= The problem =
In the material below, find every line with "Histogram" and pull it out.

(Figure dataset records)

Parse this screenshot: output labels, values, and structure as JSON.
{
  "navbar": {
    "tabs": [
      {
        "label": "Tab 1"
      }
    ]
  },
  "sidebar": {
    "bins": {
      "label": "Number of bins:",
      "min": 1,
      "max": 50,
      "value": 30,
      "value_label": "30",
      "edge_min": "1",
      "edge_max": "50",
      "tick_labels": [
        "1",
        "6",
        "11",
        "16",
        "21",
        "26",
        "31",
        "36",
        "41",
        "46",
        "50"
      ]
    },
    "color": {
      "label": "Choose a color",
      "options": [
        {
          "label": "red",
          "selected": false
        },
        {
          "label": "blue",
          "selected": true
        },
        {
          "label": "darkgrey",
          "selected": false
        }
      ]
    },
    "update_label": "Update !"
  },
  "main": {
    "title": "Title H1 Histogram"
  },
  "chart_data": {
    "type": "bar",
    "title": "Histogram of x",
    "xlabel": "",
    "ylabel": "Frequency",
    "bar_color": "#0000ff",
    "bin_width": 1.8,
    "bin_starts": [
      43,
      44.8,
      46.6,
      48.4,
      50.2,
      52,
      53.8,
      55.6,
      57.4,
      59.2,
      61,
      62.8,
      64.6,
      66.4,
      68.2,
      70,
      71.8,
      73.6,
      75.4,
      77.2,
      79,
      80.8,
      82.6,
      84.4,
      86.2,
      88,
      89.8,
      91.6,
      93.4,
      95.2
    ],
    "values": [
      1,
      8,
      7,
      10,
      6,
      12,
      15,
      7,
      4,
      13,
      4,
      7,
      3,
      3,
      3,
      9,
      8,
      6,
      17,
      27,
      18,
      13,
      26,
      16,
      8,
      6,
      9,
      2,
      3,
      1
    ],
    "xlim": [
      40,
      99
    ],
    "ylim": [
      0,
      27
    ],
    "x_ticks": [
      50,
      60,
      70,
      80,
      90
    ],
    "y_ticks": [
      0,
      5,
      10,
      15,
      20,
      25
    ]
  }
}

= Right answer =
    "title": "Title H1 Histogram"
    "title": "Histogram of x",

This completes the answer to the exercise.